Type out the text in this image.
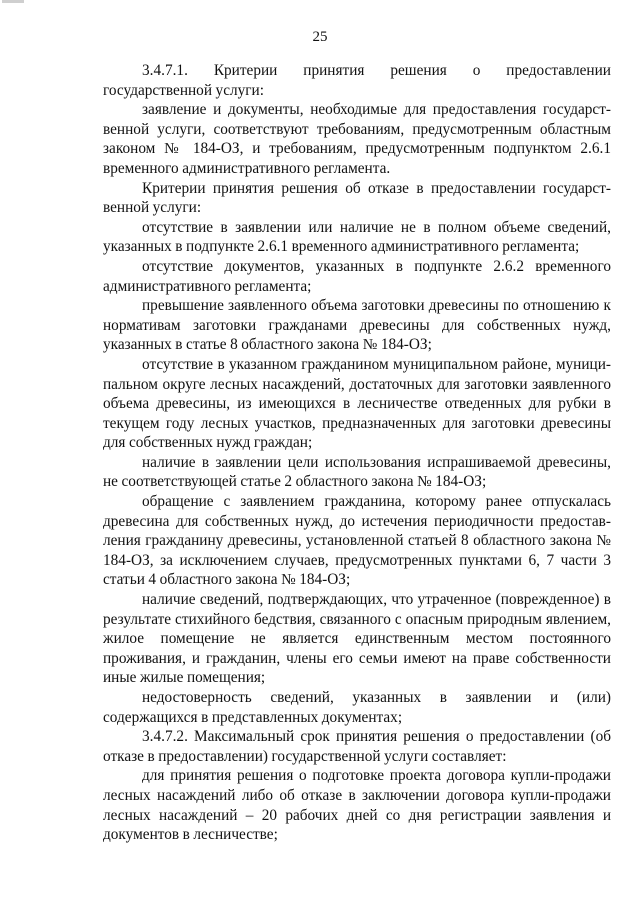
25

3.4.7.1. Критерии принятия решения о предоставлении государственной услуги:

заявление и документы, необходимые для предоставления государст-венной услуги, соответствуют требованиям, предусмотренным областным законом № 184-ОЗ, и требованиям, предусмотренным подпунктом 2.6.1 временного административного регламента.

Критерии принятия решения об отказе в предоставлении государст-венной услуги:

отсутствие в заявлении или наличие не в полном объеме сведений, указанных в подпункте 2.6.1 временного административного регламента;

отсутствие документов, указанных в подпункте 2.6.2 временного административного регламента;

превышение заявленного объема заготовки древесины по отношению к нормативам заготовки гражданами древесины для собственных нужд, указанных в статье 8 областного закона № 184-ОЗ;

отсутствие в указанном гражданином муниципальном районе, муници-пальном округе лесных насаждений, достаточных для заготовки заявленного объема древесины, из имеющихся в лесничестве отведенных для рубки в текущем году лесных участков, предназначенных для заготовки древесины для собственных нужд граждан;

наличие в заявлении цели использования испрашиваемой древесины, не соответствующей статье 2 областного закона № 184-ОЗ;

обращение с заявлением гражданина, которому ранее отпускалась древесина для собственных нужд, до истечения периодичности предостав-ления гражданину древесины, установленной статьей 8 областного закона № 184-ОЗ, за исключением случаев, предусмотренных пунктами 6, 7 части 3 статьи 4 областного закона № 184-ОЗ;

наличие сведений, подтверждающих, что утраченное (поврежденное) в результате стихийного бедствия, связанного с опасным природным явлением, жилое помещение не является единственным местом постоянного проживания, и гражданин, члены его семьи имеют на праве собственности иные жилые помещения;

недостоверность сведений, указанных в заявлении и (или) содержащихся в представленных документах;

3.4.7.2. Максимальный срок принятия решения о предоставлении (об отказе в предоставлении) государственной услуги составляет:

для принятия решения о подготовке проекта договора купли-продажи лесных насаждений либо об отказе в заключении договора купли-продажи лесных насаждений – 20 рабочих дней со дня регистрации заявления и документов в лесничестве;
##############################
* _What is needed_:
In the entries above, identify each line that includes the string "Критерии", then copy it.

* _Worked answer_:
3.4.7.1. Критерии принятия решения о предоставлении государственной услуги:
Критерии принятия решения об отказе в предоставлении государст-венной услуги:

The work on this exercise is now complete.